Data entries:
════════════════
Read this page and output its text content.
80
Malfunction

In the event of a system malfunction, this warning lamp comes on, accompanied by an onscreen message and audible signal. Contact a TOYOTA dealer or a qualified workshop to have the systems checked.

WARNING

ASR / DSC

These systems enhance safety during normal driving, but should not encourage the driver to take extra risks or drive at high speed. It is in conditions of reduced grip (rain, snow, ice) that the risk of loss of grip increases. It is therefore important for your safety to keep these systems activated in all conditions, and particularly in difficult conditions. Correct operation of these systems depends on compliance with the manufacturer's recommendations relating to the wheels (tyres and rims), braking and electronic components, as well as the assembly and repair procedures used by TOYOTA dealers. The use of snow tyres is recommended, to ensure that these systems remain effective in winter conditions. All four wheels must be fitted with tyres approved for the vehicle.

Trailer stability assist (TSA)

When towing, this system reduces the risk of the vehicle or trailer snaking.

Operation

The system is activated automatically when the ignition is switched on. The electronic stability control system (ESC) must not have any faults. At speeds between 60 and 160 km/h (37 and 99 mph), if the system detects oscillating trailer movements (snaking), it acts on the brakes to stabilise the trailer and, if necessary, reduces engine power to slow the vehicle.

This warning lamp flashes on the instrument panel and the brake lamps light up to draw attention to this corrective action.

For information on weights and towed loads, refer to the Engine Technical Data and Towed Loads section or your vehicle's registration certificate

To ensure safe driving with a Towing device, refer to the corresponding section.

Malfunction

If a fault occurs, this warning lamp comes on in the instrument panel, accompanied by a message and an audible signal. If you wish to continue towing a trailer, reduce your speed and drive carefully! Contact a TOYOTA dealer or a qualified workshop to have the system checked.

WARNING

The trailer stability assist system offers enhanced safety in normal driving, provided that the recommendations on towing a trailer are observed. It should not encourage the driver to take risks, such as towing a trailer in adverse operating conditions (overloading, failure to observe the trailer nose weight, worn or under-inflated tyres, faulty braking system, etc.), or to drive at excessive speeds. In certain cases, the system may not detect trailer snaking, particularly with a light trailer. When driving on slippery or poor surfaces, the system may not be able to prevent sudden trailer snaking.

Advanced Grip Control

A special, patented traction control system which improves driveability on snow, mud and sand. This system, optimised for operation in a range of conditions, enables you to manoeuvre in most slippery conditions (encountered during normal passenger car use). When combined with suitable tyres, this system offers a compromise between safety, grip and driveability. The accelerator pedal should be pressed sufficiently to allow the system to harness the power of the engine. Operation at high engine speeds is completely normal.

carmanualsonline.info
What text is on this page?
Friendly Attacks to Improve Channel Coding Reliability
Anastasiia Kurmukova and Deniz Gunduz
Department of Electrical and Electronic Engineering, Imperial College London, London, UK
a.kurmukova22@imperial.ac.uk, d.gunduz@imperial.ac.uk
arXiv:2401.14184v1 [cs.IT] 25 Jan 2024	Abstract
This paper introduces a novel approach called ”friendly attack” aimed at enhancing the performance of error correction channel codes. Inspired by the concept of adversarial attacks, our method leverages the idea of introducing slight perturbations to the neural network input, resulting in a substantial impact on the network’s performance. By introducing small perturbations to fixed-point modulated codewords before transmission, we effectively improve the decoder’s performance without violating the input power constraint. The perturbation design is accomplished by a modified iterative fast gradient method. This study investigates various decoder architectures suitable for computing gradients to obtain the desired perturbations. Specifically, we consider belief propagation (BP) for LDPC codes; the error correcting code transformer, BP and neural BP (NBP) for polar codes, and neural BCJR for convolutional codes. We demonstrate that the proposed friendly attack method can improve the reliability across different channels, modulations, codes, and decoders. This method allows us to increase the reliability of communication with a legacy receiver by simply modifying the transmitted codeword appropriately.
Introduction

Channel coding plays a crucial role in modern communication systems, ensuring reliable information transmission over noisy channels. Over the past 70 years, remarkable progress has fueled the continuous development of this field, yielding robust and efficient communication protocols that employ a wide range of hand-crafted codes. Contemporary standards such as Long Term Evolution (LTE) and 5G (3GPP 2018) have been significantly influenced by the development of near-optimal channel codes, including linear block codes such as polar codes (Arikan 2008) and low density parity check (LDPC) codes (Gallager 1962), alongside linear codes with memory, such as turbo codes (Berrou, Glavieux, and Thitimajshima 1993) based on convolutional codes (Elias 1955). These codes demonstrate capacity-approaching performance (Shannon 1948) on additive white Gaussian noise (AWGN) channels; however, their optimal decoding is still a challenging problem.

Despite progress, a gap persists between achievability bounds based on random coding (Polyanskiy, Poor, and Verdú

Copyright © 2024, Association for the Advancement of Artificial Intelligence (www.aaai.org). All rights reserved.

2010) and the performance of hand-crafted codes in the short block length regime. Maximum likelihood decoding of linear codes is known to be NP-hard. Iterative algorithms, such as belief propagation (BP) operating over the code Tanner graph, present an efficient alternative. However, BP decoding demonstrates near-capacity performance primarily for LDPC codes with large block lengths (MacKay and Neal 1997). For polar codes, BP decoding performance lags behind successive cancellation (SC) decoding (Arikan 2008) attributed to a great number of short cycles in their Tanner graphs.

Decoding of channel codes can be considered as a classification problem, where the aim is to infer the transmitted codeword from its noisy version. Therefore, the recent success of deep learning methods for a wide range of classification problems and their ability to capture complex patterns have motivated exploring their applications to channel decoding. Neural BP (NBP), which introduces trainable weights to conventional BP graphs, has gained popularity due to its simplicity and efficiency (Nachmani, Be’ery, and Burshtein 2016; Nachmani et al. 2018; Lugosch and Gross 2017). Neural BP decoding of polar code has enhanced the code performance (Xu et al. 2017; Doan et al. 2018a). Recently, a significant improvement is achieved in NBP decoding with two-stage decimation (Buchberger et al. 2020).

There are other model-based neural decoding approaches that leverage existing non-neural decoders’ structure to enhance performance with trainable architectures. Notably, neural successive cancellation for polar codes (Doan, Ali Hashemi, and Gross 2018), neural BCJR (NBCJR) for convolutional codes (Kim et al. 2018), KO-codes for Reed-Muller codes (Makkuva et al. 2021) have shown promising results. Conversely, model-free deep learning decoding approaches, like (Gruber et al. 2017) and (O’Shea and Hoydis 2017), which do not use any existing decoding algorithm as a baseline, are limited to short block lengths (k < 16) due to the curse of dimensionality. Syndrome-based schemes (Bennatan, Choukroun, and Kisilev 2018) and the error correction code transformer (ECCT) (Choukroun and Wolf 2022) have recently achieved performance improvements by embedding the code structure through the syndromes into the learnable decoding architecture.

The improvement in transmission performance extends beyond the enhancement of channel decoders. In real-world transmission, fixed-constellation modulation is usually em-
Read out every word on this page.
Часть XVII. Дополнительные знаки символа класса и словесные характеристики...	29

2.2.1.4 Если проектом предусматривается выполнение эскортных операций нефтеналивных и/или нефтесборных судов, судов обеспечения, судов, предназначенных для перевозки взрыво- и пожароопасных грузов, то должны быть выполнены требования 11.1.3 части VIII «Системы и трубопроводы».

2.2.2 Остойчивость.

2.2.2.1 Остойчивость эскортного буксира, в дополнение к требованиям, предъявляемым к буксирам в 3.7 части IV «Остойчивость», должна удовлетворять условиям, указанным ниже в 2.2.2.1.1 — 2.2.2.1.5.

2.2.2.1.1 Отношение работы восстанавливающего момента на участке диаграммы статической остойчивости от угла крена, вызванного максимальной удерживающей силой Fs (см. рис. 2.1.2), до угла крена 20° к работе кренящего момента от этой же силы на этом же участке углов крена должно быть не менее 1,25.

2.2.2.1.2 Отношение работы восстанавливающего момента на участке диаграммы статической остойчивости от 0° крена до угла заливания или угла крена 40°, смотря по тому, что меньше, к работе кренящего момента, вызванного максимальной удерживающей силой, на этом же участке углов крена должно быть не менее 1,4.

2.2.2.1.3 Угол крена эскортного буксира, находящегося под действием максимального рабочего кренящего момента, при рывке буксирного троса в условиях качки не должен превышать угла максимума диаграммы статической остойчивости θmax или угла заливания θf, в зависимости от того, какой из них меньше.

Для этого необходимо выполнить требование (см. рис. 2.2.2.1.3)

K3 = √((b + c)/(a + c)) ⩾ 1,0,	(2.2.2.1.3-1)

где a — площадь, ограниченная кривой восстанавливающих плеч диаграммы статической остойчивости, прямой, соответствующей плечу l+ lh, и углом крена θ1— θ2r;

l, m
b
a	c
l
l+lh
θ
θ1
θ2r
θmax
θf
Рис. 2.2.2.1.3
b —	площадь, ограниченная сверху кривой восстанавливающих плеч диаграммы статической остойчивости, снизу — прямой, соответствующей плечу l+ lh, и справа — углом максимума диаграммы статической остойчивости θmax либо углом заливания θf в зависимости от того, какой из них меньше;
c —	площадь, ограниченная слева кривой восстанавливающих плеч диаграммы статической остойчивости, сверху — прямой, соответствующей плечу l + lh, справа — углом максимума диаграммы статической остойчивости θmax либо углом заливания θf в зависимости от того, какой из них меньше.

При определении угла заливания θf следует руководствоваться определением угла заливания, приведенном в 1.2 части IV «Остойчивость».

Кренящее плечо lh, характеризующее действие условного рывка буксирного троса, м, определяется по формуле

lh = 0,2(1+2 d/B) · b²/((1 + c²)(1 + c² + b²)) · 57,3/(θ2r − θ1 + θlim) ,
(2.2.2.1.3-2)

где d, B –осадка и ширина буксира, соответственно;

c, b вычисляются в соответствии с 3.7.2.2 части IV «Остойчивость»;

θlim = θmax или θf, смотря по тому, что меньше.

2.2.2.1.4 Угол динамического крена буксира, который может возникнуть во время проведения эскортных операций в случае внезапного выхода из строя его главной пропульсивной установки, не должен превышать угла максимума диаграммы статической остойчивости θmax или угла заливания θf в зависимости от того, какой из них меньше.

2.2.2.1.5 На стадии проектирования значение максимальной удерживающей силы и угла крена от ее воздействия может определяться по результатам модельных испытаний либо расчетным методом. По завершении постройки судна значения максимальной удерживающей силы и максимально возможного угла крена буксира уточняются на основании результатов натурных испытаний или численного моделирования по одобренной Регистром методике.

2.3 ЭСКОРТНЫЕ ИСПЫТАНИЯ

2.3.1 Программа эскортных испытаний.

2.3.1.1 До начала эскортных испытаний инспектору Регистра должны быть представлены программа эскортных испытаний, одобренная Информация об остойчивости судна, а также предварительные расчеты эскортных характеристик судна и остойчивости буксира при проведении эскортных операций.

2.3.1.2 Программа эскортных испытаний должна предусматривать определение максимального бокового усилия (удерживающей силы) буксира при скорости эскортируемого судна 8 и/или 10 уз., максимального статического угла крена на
════════════════
• _WORK TO BE COMPLETED_:
Show all lines in the entries above where the string "assist" appears.

• _WORKED SOLUTION_:
Trailer stability assist (TSA)
The trailer stability assist system offers enhanced safety in normal driving, provided that the recommendations on towing a trailer are observed. It should not encourage the driver to take risks, such as towing a trailer in adverse operating conditions (overloading, failure to observe the trailer nose weight, worn or under-inflated tyres, faulty braking system, etc.), or to drive at excessive speeds. In certain cases, the system may not detect trailer snaking, particularly with a light trailer. When driving on slippery or poor surfaces, the system may not be able to prevent sudden trailer snaking.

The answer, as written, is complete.